Task prompt
In the records below, find each line with the word "mineral" and copy it.

Provided records
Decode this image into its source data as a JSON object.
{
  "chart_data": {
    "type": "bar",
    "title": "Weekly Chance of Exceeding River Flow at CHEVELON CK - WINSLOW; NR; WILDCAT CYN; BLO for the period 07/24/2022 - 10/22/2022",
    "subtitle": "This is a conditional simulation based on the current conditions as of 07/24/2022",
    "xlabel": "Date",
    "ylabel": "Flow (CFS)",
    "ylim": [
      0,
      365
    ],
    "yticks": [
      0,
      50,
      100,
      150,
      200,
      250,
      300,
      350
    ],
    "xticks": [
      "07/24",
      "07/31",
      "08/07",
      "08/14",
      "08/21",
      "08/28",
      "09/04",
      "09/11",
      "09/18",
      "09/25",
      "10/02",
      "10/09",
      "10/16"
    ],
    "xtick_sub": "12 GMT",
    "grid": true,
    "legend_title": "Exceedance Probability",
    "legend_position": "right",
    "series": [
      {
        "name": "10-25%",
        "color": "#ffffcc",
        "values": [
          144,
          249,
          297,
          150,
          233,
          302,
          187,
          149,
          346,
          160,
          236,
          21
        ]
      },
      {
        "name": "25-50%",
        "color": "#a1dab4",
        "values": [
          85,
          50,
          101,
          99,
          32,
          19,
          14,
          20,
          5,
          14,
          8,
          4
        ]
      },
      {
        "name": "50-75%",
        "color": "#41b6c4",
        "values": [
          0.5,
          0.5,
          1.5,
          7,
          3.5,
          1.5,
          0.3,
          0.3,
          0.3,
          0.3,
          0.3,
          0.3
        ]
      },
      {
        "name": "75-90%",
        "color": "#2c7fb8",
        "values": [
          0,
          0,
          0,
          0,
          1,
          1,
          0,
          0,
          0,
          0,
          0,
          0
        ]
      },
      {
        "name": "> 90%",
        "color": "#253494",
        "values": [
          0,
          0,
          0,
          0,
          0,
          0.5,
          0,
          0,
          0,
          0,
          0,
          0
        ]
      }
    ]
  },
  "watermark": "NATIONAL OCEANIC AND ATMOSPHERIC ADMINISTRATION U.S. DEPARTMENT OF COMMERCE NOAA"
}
--
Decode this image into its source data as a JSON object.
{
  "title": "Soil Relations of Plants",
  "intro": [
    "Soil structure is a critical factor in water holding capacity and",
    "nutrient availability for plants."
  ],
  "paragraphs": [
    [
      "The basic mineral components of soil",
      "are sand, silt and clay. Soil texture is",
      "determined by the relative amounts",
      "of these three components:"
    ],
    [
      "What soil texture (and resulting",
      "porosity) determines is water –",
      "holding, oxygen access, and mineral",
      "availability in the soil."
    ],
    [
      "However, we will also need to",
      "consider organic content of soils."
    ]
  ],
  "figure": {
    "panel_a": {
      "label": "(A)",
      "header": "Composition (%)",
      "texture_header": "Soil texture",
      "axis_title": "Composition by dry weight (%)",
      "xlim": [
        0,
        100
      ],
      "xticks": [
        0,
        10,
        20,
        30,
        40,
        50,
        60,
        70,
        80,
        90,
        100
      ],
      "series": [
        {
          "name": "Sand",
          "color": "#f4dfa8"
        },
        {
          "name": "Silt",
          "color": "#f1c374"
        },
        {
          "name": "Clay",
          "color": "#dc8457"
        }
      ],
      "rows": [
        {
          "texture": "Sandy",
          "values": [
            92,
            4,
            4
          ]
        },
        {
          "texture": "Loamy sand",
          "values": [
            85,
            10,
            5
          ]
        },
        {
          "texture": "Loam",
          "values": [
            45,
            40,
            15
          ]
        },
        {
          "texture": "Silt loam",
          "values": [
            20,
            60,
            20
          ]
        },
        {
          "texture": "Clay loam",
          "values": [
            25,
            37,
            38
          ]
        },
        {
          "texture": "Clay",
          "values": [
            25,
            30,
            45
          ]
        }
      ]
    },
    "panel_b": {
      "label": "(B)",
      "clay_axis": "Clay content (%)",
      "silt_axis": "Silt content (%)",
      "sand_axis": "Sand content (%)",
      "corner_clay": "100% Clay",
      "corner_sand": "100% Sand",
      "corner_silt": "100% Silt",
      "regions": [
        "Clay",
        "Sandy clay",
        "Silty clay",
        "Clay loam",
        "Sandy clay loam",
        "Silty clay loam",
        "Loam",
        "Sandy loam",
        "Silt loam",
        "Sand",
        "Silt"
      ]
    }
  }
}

Solution to the problem
      "The basic mineral components of soil",
      "holding, oxygen access, and mineral",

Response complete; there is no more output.